(DATASET RECORDS)
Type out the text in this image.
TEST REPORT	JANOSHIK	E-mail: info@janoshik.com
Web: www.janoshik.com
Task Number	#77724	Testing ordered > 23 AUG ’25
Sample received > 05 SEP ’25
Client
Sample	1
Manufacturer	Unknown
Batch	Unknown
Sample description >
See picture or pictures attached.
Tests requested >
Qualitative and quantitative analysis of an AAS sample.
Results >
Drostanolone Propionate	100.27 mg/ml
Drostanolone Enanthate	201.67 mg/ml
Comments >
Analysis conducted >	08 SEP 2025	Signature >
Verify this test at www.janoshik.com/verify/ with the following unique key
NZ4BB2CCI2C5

(YOUR INSTRUCTIONS)
Quote every line of the data, word for word.

(EXERCISE RESULT)
Type out the text in this image.
TEST REPORT	JANOSHIK	E-mail: info@janoshik.com
Web: www.janoshik.com
Task Number	#77724	Testing ordered > 23 AUG ’25
Sample received > 05 SEP ’25
Client
Sample	1
Manufacturer	Unknown
Batch	Unknown
Sample description >
See picture or pictures attached.
Tests requested >
Qualitative and quantitative analysis of an AAS sample.
Results >
Drostanolone Propionate	100.27 mg/ml
Drostanolone Enanthate	201.67 mg/ml
Comments >
Analysis conducted >	08 SEP 2025	Signature >
Verify this test at www.janoshik.com/verify/ with the following unique key
NZ4BB2CCI2C5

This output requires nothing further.